#### THE TASK:
Extract the lines that hold the string "name".

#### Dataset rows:
· · ·

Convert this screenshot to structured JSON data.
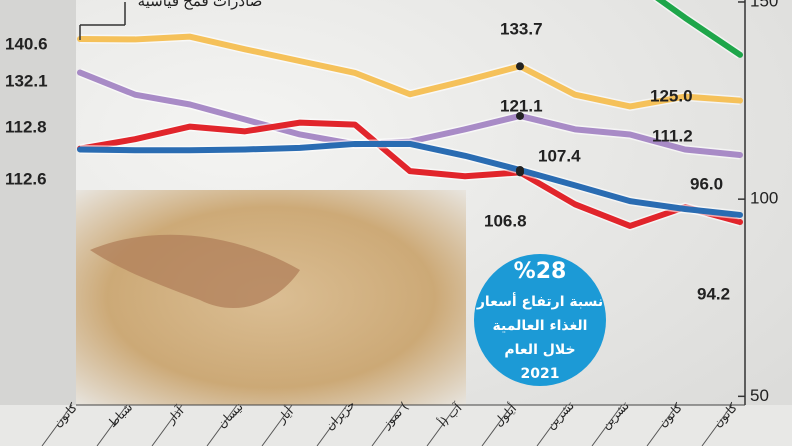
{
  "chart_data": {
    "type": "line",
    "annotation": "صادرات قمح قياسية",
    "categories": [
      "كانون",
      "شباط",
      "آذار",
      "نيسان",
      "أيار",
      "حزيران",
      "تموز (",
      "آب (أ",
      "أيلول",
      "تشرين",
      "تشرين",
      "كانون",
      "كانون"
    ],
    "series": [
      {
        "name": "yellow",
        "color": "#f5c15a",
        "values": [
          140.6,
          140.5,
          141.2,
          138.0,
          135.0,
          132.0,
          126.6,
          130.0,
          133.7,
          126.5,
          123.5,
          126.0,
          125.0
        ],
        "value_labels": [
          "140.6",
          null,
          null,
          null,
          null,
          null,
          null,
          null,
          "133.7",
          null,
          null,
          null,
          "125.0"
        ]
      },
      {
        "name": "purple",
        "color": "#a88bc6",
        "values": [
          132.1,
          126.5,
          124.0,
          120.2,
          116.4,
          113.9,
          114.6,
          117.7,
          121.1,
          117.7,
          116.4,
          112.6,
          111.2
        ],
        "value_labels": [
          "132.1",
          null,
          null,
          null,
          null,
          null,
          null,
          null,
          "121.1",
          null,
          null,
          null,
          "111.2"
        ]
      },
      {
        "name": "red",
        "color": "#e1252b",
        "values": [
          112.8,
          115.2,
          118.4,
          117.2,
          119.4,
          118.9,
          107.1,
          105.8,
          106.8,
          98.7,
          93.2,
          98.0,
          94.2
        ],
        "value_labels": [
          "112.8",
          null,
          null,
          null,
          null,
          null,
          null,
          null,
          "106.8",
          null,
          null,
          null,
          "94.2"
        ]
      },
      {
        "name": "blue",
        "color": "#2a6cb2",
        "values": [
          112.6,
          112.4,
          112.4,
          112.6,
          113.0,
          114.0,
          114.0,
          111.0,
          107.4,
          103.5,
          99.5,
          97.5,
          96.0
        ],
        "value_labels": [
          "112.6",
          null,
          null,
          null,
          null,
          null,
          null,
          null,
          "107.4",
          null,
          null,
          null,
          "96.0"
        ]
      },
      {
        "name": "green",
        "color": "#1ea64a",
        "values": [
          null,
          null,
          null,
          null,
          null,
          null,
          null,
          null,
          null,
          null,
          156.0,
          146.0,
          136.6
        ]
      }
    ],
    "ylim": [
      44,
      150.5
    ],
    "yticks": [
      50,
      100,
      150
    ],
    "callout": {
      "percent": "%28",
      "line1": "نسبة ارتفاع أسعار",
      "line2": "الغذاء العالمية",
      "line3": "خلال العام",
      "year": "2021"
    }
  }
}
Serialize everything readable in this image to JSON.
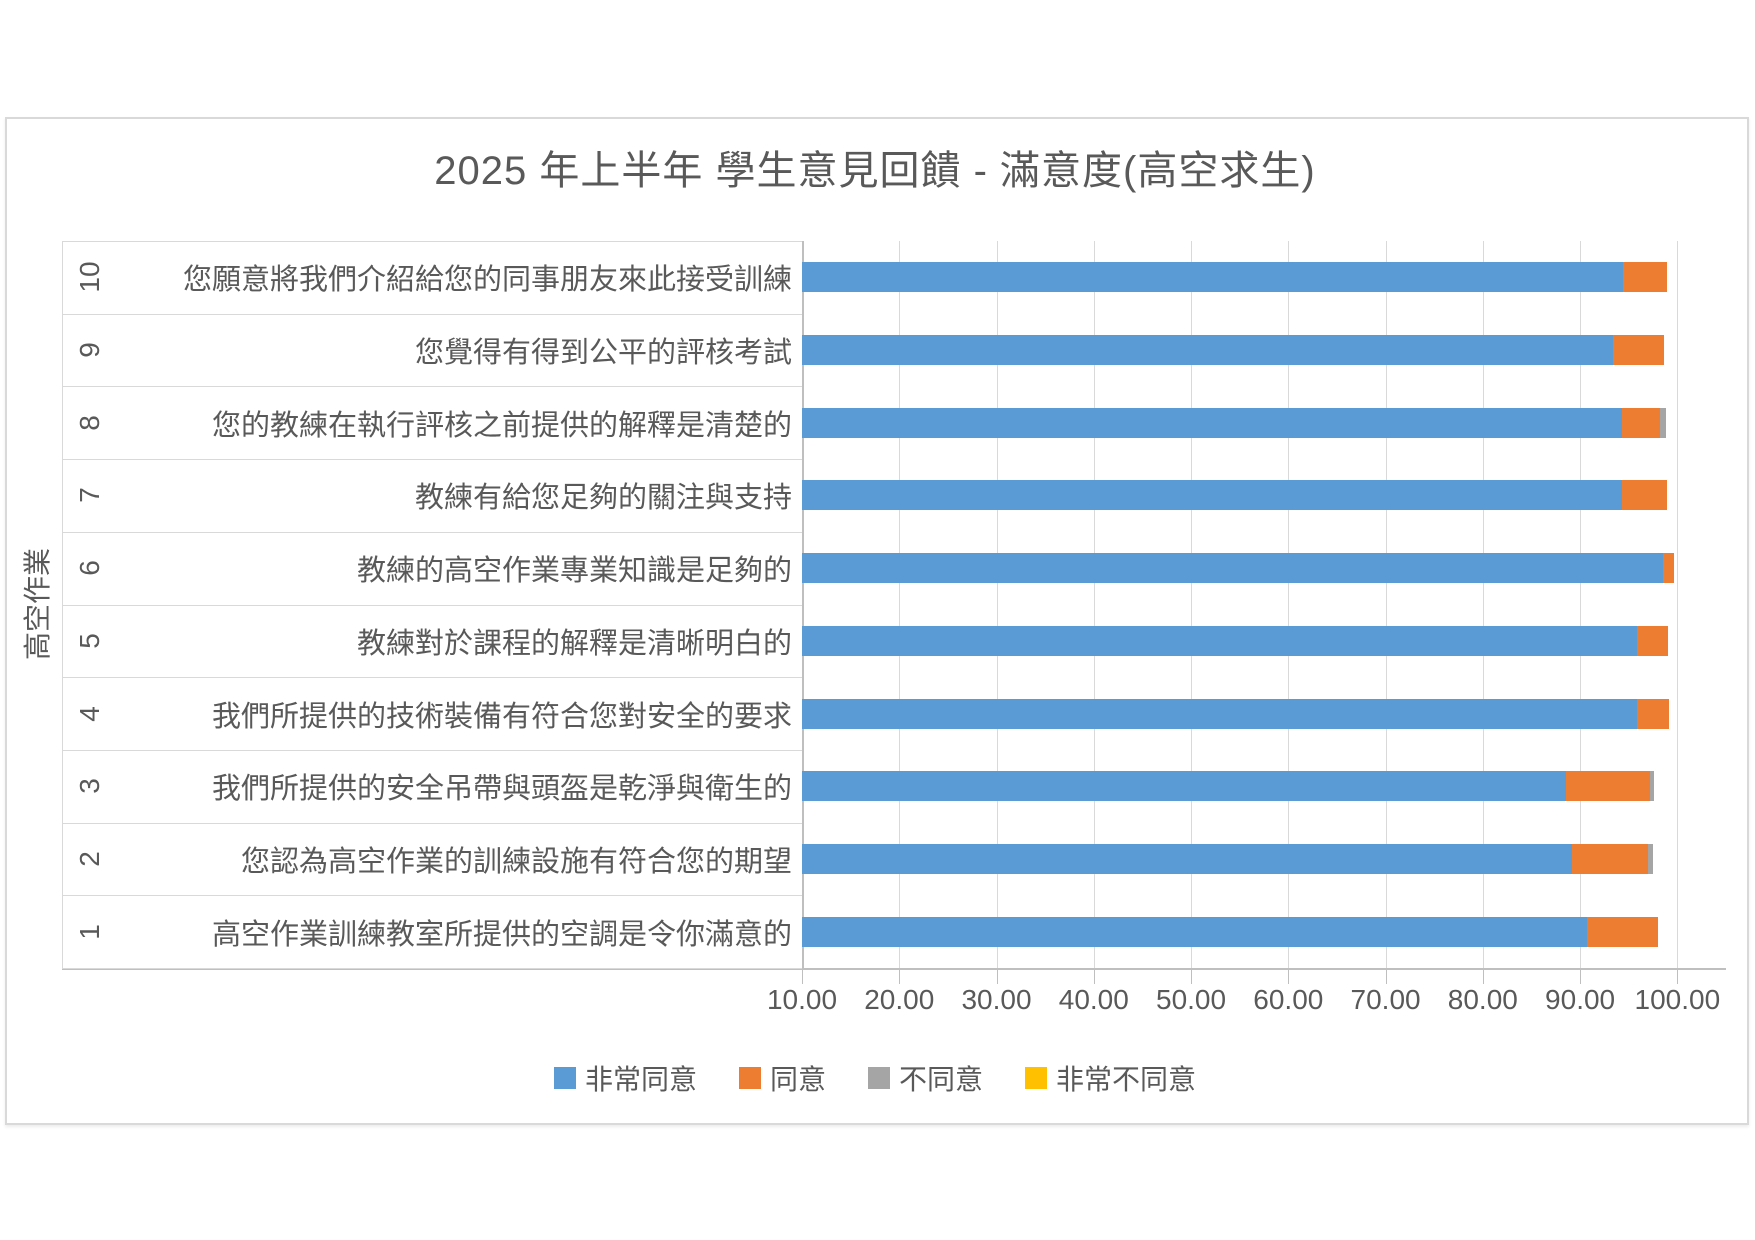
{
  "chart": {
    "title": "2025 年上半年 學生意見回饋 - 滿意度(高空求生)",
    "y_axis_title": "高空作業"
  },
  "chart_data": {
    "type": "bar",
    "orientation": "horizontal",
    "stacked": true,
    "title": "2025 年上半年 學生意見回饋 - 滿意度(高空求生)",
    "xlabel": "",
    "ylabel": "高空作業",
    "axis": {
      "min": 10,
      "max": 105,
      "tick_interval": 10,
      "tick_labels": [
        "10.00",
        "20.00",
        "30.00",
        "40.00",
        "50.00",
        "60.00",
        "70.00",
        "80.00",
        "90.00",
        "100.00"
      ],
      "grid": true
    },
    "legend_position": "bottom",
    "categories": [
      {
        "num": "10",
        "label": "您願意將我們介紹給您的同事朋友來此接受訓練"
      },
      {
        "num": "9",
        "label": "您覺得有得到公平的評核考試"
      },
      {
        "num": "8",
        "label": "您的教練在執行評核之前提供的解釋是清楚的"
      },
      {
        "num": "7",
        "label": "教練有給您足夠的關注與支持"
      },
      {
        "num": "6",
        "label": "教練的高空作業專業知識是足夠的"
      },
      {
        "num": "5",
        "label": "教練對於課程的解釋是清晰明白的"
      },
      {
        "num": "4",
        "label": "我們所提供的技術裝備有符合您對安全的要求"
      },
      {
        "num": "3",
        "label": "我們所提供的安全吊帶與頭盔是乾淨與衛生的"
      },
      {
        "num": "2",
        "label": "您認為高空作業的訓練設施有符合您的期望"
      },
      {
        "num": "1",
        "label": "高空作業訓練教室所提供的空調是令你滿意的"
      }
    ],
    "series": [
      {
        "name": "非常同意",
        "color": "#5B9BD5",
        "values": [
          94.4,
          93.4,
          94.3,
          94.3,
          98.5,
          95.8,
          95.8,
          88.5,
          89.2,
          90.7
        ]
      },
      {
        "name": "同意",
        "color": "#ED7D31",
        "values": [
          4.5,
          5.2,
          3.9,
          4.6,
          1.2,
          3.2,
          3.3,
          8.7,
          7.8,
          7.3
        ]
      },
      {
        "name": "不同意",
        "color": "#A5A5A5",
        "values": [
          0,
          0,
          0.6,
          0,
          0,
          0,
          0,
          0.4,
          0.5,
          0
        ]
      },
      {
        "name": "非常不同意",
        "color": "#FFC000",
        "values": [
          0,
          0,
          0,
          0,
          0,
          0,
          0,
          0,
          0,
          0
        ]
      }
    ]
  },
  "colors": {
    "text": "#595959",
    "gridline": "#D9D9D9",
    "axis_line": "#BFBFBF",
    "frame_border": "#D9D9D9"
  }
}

· · ·

#### ANSWER TO THE PROBLEM:
        "name": "yellow",
        "name": "purple",
        "name": "red",
        "name": "blue",
        "name": "green",
        "name": "非常同意",
        "name": "同意",
        "name": "不同意",
        "name": "非常不同意",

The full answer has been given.